### Extracted text:
/---
No Prizes for Self-Publishing
In an article for The Guardian last Friday, Liz Bury asked why self-publishing is, despite the immense success of several of its most visible figures, still scorned by literary awards.
A self-published book reaching the top of the charts is losing its power to surprise. Certainly it’s less shocking than it might have been a few years ago to learn that Violet Duke’s self-published romance novels, Falling for the Good Guy and Choosing the Right Man nabbed two spots on this week’s iBookstore bestseller chart, alongside the likes of JK Rowling and Dan Brown.
It’s safer for an editor at a mainstream publishing house to buy a book that reads a lot like last year’s bestseller, than to stick out their neck in support of an unproven concept that might not deliver. But readers have no such reason to be cautious, so buyer power is increasingly setting the agenda in mass-market publishing.
\---
### Extracted material:
/---
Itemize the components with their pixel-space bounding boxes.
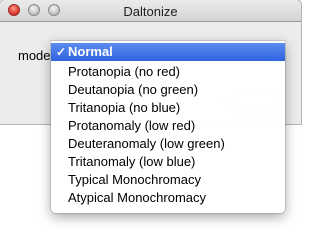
window-title: Daltonize — [123, 4, 178, 19]
menu-item-atypical-monochromacy[interactable]: Atypical Monochromacy — [51, 189, 285, 207]
menu-item-tritanomaly[interactable]: Tritanomaly (low blue) — [51, 153, 285, 171]
menu-item-label: Tritanomaly (low blue) — [68, 154, 196, 169]
menu-item-protanomaly[interactable]: Protanomaly (low red) — [51, 117, 285, 135]
menu-item-label: Typical Monochromacy — [68, 172, 201, 187]
menu-item-label: Normal — [68, 44, 113, 59]
menu-item-tritanopia[interactable]: Tritanopia (no blue) — [51, 99, 285, 117]
menu-item-label: Deutanopia (no green) — [68, 82, 199, 97]
menu-item-label: Protanomaly (low red) — [68, 118, 196, 133]
menu-item-typical-monochromacy[interactable]: Typical Monochromacy — [51, 171, 285, 189]
menu-item-normal[interactable]: ✓ Normal — [51, 43, 285, 61]
menu-item-deuteranomaly[interactable]: Deuteranomaly (low green) — [51, 135, 285, 153]
menu-item-label: Atypical Monochromacy — [68, 190, 206, 205]
mode-label: mode: — [18, 48, 55, 63]
menu-item-protanopia[interactable]: Protanopia (no red) — [51, 63, 285, 81]
title-bar[interactable]: Daltonize — [0, 0, 301, 22]
checkmark-icon: ✓ — [56, 45, 67, 59]
menu-item-label: Protanopia (no red) — [68, 64, 181, 79]
menu-item-label: Tritanopia (no blue) — [68, 100, 181, 115]
menu-item-label: Deuteranomaly (low green) — [68, 136, 225, 151]
mode-dropdown-menu: ✓ Normal Protanopia (no red) Deutanopia … — [51, 41, 285, 213]
menu-item-deutanopia[interactable]: Deutanopia (no green) — [51, 81, 285, 99]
\---
### What to do:
[a] Copy out the self-publishing article word for word, from "It’s safer for" to "in mass-market publishing.".
[b] Name every person mentioned in the self-publishing article.
The listing isn't needed for anything here.

### Solutions to the problems:
[a]
It’s safer for an editor at a mainstream publishing house to buy a book that reads a lot like last year’s bestseller, than to stick out their neck in support of an unproven concept that might not deliver. But readers have no such reason to be cautious, so buyer power is increasingly setting the agenda in mass-market publishing.

[b]
Liz Bury
Violet Duke
JK Rowling
Dan Brown